▸ Objective
Collect every line from the records below that contains the word "roast".

▸ Records for this task
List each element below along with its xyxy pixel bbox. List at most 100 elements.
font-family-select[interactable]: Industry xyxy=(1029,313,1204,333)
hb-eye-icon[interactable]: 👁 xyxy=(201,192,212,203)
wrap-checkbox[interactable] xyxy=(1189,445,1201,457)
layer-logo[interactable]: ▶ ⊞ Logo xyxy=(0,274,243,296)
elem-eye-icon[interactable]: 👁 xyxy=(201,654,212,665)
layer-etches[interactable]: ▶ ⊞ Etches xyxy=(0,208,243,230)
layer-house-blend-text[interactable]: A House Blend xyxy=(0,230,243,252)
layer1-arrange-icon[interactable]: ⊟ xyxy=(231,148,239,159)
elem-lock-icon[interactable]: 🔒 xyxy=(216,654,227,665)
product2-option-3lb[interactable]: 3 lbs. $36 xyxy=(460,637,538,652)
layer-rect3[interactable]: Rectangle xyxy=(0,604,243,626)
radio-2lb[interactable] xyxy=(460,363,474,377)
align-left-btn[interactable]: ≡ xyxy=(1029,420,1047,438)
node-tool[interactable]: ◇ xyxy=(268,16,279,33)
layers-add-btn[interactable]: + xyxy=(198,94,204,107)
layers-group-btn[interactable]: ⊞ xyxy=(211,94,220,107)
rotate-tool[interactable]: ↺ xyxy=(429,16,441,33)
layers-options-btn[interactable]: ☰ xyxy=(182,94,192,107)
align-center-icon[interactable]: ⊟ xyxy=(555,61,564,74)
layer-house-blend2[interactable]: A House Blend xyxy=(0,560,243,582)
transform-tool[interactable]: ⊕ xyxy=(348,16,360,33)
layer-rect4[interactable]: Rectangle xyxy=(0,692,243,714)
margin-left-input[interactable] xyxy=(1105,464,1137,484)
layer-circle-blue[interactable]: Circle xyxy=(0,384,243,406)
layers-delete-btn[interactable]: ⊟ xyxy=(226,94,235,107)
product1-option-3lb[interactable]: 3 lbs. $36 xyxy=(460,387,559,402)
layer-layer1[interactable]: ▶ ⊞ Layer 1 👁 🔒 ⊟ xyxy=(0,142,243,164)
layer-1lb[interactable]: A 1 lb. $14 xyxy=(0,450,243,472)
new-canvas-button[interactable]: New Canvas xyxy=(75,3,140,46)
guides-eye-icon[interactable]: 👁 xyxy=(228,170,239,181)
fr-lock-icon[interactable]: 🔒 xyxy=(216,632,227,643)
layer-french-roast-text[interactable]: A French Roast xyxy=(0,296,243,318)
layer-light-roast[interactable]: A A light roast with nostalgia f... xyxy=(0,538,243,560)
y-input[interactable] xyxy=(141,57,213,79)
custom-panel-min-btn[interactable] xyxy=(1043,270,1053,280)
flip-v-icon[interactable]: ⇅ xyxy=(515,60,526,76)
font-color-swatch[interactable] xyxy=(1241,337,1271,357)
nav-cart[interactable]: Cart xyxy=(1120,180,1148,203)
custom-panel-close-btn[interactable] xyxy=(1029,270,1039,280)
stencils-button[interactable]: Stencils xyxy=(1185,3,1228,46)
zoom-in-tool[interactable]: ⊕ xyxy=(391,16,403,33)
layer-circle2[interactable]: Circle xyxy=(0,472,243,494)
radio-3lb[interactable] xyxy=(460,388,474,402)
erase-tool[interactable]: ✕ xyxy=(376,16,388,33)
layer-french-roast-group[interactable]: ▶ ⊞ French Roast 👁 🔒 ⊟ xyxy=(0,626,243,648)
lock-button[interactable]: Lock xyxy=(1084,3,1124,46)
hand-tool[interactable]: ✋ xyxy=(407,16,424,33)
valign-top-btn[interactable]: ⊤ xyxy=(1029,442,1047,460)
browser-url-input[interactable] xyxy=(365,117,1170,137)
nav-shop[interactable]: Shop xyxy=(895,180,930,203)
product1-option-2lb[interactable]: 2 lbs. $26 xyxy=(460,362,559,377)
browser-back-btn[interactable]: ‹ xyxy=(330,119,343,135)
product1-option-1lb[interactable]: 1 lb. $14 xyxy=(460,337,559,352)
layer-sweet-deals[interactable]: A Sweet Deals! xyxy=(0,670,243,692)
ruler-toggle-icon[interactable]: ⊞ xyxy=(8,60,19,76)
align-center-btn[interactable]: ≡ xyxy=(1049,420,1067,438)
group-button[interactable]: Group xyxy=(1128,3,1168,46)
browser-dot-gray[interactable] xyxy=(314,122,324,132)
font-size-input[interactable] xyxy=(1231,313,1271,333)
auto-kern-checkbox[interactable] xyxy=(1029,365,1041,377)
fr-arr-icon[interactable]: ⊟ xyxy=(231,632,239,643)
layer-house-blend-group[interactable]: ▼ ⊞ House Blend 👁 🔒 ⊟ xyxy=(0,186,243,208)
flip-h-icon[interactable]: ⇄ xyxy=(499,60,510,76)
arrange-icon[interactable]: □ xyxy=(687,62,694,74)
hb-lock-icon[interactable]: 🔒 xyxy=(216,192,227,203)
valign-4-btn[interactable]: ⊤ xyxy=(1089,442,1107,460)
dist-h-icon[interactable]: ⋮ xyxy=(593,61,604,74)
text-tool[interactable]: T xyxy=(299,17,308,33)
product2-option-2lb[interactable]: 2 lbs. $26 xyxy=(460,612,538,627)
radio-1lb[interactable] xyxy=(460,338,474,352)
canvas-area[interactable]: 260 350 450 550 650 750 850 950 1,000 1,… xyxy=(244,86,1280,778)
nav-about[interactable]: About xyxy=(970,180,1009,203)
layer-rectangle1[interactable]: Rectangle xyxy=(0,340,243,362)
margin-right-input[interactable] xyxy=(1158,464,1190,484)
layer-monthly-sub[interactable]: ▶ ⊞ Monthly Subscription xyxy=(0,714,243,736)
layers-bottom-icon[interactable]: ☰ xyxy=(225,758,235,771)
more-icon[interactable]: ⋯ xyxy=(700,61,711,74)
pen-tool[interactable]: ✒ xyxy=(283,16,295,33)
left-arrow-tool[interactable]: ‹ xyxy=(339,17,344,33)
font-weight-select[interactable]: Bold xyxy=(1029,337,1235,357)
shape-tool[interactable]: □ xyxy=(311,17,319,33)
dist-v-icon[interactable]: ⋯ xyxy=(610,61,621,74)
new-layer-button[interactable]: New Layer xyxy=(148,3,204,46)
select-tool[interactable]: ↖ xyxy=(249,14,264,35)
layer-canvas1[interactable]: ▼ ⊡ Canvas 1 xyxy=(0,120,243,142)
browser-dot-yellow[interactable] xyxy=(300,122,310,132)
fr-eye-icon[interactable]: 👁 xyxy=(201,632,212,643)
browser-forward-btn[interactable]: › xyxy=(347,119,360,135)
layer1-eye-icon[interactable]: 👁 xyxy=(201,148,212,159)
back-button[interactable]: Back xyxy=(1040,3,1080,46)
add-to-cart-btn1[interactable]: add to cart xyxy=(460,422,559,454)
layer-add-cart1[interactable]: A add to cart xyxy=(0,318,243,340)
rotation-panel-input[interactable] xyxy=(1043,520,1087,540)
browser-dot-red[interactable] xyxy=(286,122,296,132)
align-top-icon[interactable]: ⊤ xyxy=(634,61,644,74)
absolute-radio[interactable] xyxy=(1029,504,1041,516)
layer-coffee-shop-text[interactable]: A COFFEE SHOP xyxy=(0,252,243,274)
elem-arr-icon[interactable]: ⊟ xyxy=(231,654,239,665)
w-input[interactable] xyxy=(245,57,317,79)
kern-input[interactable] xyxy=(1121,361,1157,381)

▸ Correct response
layer-french-roast-text[interactable]: A French Roast xyxy=(0,296,243,318)
layer-light-roast[interactable]: A A light roast with nostalgia f... xyxy=(0,538,243,560)
layer-french-roast-group[interactable]: ▶ ⊞ French Roast 👁 🔒 ⊟ xyxy=(0,626,243,648)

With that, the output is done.